• Task to complete: Write out everything from the very start of the items down to the line with "x-group-label: 2012: [457, 676, 495, 695]", word for word and with that line included.
---------------
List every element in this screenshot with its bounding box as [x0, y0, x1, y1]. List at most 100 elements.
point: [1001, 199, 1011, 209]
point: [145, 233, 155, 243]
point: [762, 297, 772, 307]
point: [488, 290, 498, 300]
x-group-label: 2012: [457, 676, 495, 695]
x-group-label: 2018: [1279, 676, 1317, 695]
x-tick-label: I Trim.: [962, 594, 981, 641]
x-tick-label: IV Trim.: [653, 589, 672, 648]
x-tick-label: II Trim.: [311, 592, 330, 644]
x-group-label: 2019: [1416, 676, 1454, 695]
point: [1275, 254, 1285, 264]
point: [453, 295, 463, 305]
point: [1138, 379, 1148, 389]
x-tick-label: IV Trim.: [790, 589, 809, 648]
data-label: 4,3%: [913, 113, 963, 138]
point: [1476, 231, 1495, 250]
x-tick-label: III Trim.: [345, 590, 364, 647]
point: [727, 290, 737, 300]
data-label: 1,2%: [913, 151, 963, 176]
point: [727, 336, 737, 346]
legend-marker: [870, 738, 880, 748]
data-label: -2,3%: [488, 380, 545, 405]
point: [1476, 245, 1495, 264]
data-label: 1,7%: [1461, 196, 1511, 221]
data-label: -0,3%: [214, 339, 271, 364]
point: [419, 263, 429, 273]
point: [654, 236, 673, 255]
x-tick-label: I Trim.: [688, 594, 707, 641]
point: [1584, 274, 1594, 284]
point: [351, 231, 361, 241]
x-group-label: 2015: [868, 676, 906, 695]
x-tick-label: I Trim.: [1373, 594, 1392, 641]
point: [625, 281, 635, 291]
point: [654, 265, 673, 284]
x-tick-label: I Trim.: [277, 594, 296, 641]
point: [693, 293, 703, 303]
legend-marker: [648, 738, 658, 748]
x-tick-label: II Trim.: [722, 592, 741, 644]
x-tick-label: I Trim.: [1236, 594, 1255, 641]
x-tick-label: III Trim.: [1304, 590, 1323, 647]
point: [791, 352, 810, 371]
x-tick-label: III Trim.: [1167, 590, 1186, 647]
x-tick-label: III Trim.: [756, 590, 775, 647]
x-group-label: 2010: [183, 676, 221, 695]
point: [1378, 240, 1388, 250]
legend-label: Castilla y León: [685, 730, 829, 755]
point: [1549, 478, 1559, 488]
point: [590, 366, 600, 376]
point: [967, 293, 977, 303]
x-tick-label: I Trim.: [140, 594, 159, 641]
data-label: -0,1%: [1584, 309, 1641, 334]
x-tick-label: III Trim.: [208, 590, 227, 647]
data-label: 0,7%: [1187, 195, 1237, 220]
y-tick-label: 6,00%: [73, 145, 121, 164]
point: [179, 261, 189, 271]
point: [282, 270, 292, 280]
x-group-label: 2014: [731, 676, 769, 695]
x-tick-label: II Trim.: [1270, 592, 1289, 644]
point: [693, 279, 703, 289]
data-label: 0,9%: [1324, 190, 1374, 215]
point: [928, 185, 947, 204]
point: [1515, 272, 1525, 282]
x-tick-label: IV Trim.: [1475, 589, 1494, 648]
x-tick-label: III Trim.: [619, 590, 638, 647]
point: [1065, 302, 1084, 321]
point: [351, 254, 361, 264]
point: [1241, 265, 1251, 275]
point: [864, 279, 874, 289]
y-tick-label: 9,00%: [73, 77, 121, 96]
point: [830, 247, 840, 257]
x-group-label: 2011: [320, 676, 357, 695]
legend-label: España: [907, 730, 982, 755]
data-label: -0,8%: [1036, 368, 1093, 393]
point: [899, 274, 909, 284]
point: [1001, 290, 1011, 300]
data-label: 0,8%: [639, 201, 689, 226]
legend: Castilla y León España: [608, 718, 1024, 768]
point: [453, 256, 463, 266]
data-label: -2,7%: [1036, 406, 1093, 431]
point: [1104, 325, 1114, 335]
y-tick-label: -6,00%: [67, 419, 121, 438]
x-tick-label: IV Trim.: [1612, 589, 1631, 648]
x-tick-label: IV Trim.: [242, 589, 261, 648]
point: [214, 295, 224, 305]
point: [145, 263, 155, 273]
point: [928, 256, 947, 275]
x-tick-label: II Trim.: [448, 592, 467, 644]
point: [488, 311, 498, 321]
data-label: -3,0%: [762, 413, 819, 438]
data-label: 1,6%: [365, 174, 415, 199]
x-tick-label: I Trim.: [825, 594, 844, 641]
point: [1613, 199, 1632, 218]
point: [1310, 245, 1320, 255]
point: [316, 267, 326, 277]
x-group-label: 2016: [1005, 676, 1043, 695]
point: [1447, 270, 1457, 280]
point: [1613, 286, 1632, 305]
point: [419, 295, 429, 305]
---------------
• Completed exercise:
List every element in this screenshot with its bounding box as [x0, y0, x1, y1]. List at most 100 elements.
point: [1001, 199, 1011, 209]
point: [145, 233, 155, 243]
point: [762, 297, 772, 307]
point: [488, 290, 498, 300]
x-group-label: 2012: [457, 676, 495, 695]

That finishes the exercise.